Look through the data below. Collect every line where the word "sind" occurs.

Listed records
···

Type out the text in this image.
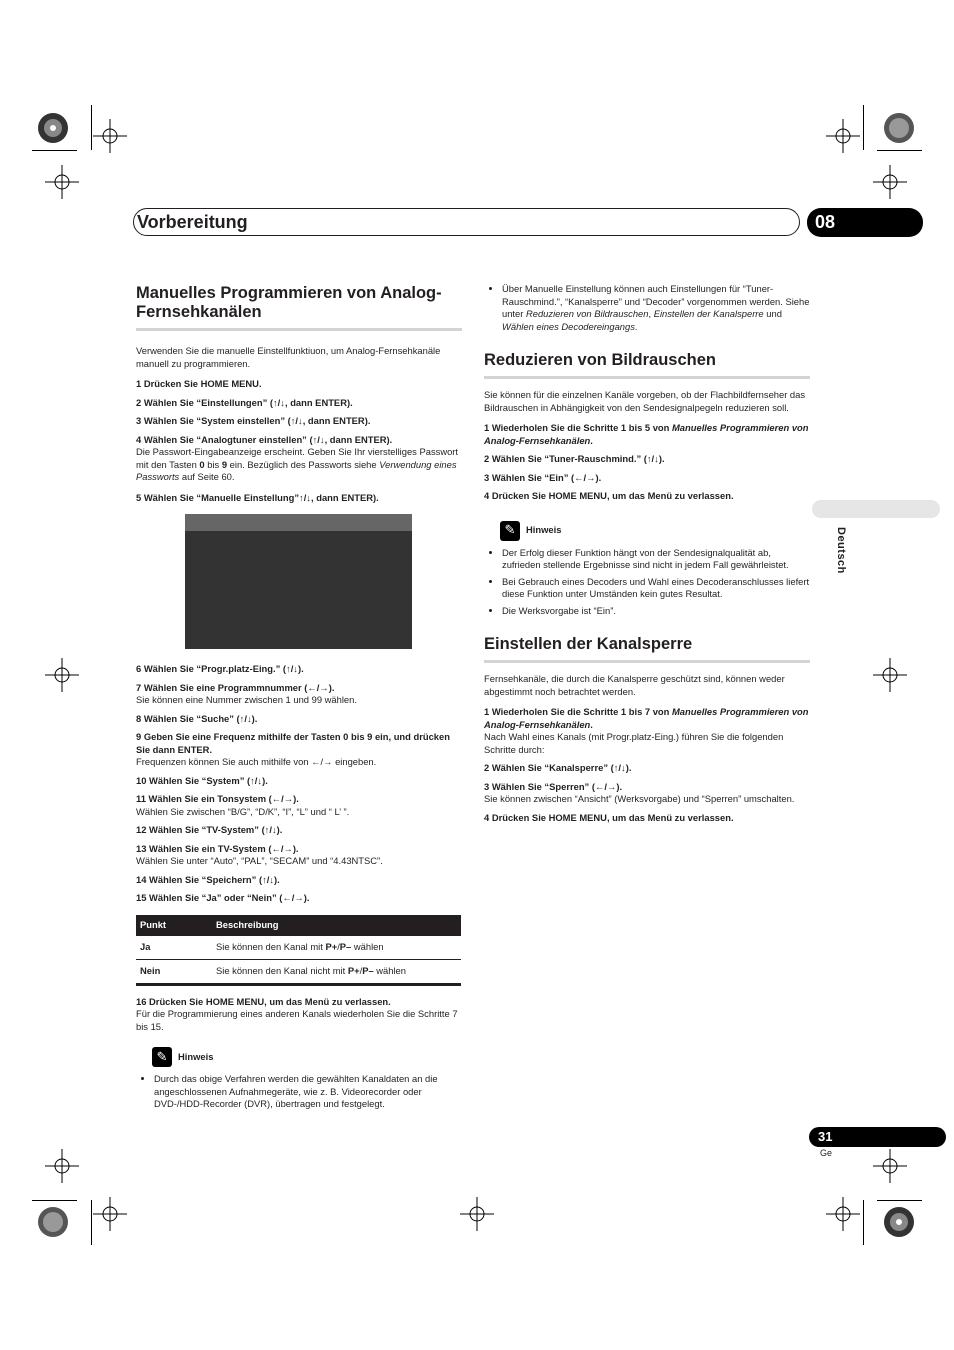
Vorbereitung	08
Deutsch
Manuelles Programmieren von Analog-Fernsehkanälen

Verwenden Sie die manuelle Einstellfunktiuon, um Analog-Fernsehkanäle manuell zu programmieren.

1 Drücken Sie HOME MENU.

2 Wählen Sie “Einstellungen” (↑/↓, dann ENTER).

3 Wählen Sie “System einstellen” (↑/↓, dann ENTER).

4 Wählen Sie “Analogtuner einstellen” (↑/↓, dann ENTER).

Die Passwort-Eingabeanzeige erscheint. Geben Sie Ihr vierstelliges Passwort mit den Tasten 0 bis 9 ein. Bezüglich des Passworts siehe Verwendung eines Passworts auf Seite 60.

5 Wählen Sie “Manuelle Einstellung”↑/↓, dann ENTER).

6 Wählen Sie “Progr.platz-Eing.” (↑/↓).

7 Wählen Sie eine Programmnummer (←/→).

Sie können eine Nummer zwischen 1 und 99 wählen.

8 Wählen Sie “Suche” (↑/↓).

9 Geben Sie eine Frequenz mithilfe der Tasten 0 bis 9 ein, und drücken Sie dann ENTER.

Frequenzen können Sie auch mithilfe von ←/→ eingeben.

10 Wählen Sie “System” (↑/↓).

11 Wählen Sie ein Tonsystem (←/→).

Wählen Sie zwischen “B/G”, “D/K”, “I”, “L” und “ L’ ”.

12 Wählen Sie “TV-System” (↑/↓).

13 Wählen Sie ein TV-System (←/→).

Wählen Sie unter “Auto”, “PAL”, “SECAM” und “4.43NTSC”.

14 Wählen Sie “Speichern” (↑/↓).

15 Wählen Sie “Ja” oder “Nein” (←/→).

Punkt	Beschreibung
Ja	Sie können den Kanal mit P+/P– wählen
Nein	Sie können den Kanal nicht mit P+/P– wählen

16 Drücken Sie HOME MENU, um das Menü zu verlassen.

Für die Programmierung eines anderen Kanals wiederholen Sie die Schritte 7 bis 15.

✎	Hinweis
• Durch das obige Verfahren werden die gewählten Kanaldaten an die angeschlossenen Aufnahmegeräte, wie z. B. Videorecorder oder DVD-/HDD-Recorder (DVR), übertragen und festgelegt.
• Über Manuelle Einstellung können auch Einstellungen für “Tuner-Rauschmind.”, “Kanalsperre” und “Decoder” vorgenommen werden. Siehe unter Reduzieren von Bildrauschen, Einstellen der Kanalsperre und Wählen eines Decodereingangs.
Reduzieren von Bildrauschen

Sie können für die einzelnen Kanäle vorgeben, ob der Flachbildfernseher das Bildrauschen in Abhängigkeit von den Sendesignalpegeln reduzieren soll.

1 Wiederholen Sie die Schritte 1 bis 5 von Manuelles Programmieren von Analog-Fernsehkanälen.

2 Wählen Sie “Tuner-Rauschmind.” (↑/↓).

3 Wählen Sie “Ein” (←/→).

4 Drücken Sie HOME MENU, um das Menü zu verlassen.

✎	Hinweis
• Der Erfolg dieser Funktion hängt von der Sendesignalqualität ab, zufrieden stellende Ergebnisse sind nicht in jedem Fall gewährleistet.
• Bei Gebrauch eines Decoders und Wahl eines Decoderanschlusses liefert diese Funktion unter Umständen kein gutes Resultat.
• Die Werksvorgabe ist “Ein”.
Einstellen der Kanalsperre

Fernsehkanäle, die durch die Kanalsperre geschützt sind, können weder abgestimmt noch betrachtet werden.

1 Wiederholen Sie die Schritte 1 bis 7 von Manuelles Programmieren von Analog-Fernsehkanälen.

Nach Wahl eines Kanals (mit Progr.platz-Eing.) führen Sie die folgenden Schritte durch:

2 Wählen Sie “Kanalsperre” (↑/↓).

3 Wählen Sie “Sperren” (←/→).

Sie können zwischen “Ansicht” (Werksvorgabe) und “Sperren” umschalten.

4 Drücken Sie HOME MENU, um das Menü zu verlassen.

31
Ge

···

Output of the exercise
• Der Erfolg dieser Funktion hängt von der Sendesignalqualität ab, zufrieden stellende Ergebnisse sind nicht in jedem Fall gewährleistet.
Fernsehkanäle, die durch die Kanalsperre geschützt sind, können weder abgestimmt noch betrachtet werden.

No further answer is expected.